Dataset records
---+---
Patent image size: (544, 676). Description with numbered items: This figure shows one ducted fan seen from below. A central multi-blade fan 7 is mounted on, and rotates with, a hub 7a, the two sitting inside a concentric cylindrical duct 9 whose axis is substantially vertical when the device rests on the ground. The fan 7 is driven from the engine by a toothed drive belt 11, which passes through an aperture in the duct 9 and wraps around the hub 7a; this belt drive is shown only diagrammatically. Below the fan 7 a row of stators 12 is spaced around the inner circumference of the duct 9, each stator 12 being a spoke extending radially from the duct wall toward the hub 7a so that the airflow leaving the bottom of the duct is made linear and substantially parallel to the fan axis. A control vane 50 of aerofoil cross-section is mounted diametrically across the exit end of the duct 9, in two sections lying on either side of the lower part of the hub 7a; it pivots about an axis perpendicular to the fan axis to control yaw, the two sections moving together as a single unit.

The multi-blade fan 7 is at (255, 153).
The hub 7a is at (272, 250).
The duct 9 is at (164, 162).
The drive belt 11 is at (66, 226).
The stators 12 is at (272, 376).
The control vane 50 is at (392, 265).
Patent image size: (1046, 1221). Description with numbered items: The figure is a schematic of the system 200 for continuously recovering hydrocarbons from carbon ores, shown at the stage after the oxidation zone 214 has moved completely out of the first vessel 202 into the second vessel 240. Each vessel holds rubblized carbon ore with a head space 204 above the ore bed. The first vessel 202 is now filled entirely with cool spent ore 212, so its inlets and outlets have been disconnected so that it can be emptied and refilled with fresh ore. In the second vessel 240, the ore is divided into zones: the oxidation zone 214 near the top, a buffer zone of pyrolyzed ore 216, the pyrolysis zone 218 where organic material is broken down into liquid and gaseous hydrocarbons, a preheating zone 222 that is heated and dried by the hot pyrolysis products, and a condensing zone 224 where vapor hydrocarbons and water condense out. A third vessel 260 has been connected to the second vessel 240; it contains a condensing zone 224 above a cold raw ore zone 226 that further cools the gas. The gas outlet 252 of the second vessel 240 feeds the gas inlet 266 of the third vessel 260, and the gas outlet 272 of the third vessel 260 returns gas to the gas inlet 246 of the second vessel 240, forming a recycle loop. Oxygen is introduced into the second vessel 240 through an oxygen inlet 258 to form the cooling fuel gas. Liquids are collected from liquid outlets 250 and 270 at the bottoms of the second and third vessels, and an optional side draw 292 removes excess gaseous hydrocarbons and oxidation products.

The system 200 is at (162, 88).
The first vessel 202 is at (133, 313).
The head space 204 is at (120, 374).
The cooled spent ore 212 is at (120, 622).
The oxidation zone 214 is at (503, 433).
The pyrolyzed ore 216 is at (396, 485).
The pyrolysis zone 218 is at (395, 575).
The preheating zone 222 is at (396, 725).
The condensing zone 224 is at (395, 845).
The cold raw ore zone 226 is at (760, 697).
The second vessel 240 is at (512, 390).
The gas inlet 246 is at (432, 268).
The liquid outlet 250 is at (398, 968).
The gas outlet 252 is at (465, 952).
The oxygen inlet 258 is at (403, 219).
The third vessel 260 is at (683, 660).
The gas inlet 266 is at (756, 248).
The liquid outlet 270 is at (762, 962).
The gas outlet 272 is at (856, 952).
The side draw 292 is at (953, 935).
---+---
REQUEST
Echo the lines from the very first one through the line containing "The control vane 50 is at (392, 265).", both ends included.

RESPONSE TO THE TASK
Patent image size: (544, 676). Description with numbered items: This figure shows one ducted fan seen from below. A central multi-blade fan 7 is mounted on, and rotates with, a hub 7a, the two sitting inside a concentric cylindrical duct 9 whose axis is substantially vertical when the device rests on the ground. The fan 7 is driven from the engine by a toothed drive belt 11, which passes through an aperture in the duct 9 and wraps around the hub 7a; this belt drive is shown only diagrammatically. Below the fan 7 a row of stators 12 is spaced around the inner circumference of the duct 9, each stator 12 being a spoke extending radially from the duct wall toward the hub 7a so that the airflow leaving the bottom of the duct is made linear and substantially parallel to the fan axis. A control vane 50 of aerofoil cross-section is mounted diametrically across the exit end of the duct 9, in two sections lying on either side of the lower part of the hub 7a; it pivots about an axis perpendicular to the fan axis to control yaw, the two sections moving together as a single unit.

The multi-blade fan 7 is at (255, 153).
The hub 7a is at (272, 250).
The duct 9 is at (164, 162).
The drive belt 11 is at (66, 226).
The stators 12 is at (272, 376).
The control vane 50 is at (392, 265).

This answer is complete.